Repeat each line of the material exactly.

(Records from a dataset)
## BEGIN

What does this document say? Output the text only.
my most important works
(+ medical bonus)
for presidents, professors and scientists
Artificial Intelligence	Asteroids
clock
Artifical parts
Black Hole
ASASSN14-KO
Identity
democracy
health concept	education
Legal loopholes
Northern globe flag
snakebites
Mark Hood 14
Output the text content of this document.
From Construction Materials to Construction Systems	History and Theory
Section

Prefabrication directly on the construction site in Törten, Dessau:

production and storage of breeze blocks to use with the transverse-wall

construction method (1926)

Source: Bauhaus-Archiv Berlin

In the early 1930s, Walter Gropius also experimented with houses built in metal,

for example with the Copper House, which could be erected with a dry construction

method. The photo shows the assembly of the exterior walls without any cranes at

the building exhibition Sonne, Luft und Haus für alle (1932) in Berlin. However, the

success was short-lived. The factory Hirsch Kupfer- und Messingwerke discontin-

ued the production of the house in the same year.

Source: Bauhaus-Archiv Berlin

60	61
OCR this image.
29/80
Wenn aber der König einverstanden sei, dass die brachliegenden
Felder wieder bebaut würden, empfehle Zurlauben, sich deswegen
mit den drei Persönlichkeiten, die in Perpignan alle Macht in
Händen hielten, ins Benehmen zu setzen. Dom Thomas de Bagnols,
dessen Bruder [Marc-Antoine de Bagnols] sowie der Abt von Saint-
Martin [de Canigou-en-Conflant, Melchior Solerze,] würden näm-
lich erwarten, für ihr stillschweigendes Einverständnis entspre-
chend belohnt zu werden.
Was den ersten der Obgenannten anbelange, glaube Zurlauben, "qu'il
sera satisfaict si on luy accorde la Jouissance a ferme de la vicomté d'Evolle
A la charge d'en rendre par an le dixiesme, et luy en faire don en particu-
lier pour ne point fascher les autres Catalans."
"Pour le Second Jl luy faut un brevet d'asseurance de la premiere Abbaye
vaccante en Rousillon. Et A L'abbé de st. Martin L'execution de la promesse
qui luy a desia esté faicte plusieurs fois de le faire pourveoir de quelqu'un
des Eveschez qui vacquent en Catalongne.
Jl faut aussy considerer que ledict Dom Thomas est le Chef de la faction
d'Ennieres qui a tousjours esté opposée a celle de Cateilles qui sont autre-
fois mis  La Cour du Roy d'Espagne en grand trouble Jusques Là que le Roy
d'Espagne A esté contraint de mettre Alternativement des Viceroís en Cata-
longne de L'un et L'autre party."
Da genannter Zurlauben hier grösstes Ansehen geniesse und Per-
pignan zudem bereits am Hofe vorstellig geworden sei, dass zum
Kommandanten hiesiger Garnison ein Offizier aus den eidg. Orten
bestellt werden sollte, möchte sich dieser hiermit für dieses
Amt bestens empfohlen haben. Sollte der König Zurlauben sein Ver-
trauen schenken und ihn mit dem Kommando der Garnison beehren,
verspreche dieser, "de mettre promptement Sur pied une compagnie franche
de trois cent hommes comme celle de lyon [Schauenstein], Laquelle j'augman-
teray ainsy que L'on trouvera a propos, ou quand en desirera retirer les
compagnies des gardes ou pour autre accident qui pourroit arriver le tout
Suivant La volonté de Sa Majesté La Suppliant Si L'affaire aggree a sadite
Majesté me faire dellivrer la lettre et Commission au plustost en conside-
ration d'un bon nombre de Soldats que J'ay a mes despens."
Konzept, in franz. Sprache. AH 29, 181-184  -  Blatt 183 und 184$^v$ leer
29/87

## END

• _Exercise solution_
What does this document say? Output the text only.
my most important works
(+ medical bonus)
for presidents, professors and scientists
Artificial Intelligence	Asteroids
clock
Artifical parts
Black Hole
ASASSN14-KO
Identity
democracy
health concept	education
Legal loopholes
Northern globe flag
snakebites
Mark Hood 14
Output the text content of this document.
From Construction Materials to Construction Systems	History and Theory
Section

Prefabrication directly on the construction site in Törten, Dessau:

production and storage of breeze blocks to use with the transverse-wall

construction method (1926)

Source: Bauhaus-Archiv Berlin

In the early 1930s, Walter Gropius also experimented with houses built in metal,

for example with the Copper House, which could be erected with a dry construction

method. The photo shows the assembly of the exterior walls without any cranes at

the building exhibition Sonne, Luft und Haus für alle (1932) in Berlin. However, the

success was short-lived. The factory Hirsch Kupfer- und Messingwerke discontin-

ued the production of the house in the same year.

Source: Bauhaus-Archiv Berlin

60	61
OCR this image.
29/80
Wenn aber der König einverstanden sei, dass die brachliegenden
Felder wieder bebaut würden, empfehle Zurlauben, sich deswegen
mit den drei Persönlichkeiten, die in Perpignan alle Macht in
Händen hielten, ins Benehmen zu setzen. Dom Thomas de Bagnols,
dessen Bruder [Marc-Antoine de Bagnols] sowie der Abt von Saint-
Martin [de Canigou-en-Conflant, Melchior Solerze,] würden näm-
lich erwarten, für ihr stillschweigendes Einverständnis entspre-
chend belohnt zu werden.
Was den ersten der Obgenannten anbelange, glaube Zurlauben, "qu'il
sera satisfaict si on luy accorde la Jouissance a ferme de la vicomté d'Evolle
A la charge d'en rendre par an le dixiesme, et luy en faire don en particu-
lier pour ne point fascher les autres Catalans."
"Pour le Second Jl luy faut un brevet d'asseurance de la premiere Abbaye
vaccante en Rousillon. Et A L'abbé de st. Martin L'execution de la promesse
qui luy a desia esté faicte plusieurs fois de le faire pourveoir de quelqu'un
des Eveschez qui vacquent en Catalongne.
Jl faut aussy considerer que ledict Dom Thomas est le Chef de la faction
d'Ennieres qui a tousjours esté opposée a celle de Cateilles qui sont autre-
fois mis  La Cour du Roy d'Espagne en grand trouble Jusques Là que le Roy
d'Espagne A esté contraint de mettre Alternativement des Viceroís en Cata-
longne de L'un et L'autre party."
Da genannter Zurlauben hier grösstes Ansehen geniesse und Per-
pignan zudem bereits am Hofe vorstellig geworden sei, dass zum
Kommandanten hiesiger Garnison ein Offizier aus den eidg. Orten
bestellt werden sollte, möchte sich dieser hiermit für dieses
Amt bestens empfohlen haben. Sollte der König Zurlauben sein Ver-
trauen schenken und ihn mit dem Kommando der Garnison beehren,
verspreche dieser, "de mettre promptement Sur pied une compagnie franche
de trois cent hommes comme celle de lyon [Schauenstein], Laquelle j'augman-
teray ainsy que L'on trouvera a propos, ou quand en desirera retirer les
compagnies des gardes ou pour autre accident qui pourroit arriver le tout
Suivant La volonté de Sa Majesté La Suppliant Si L'affaire aggree a sadite
Majesté me faire dellivrer la lettre et Commission au plustost en conside-
ration d'un bon nombre de Soldats que J'ay a mes despens."
Konzept, in franz. Sprache. AH 29, 181-184  -  Blatt 183 und 184$^v$ leer
29/87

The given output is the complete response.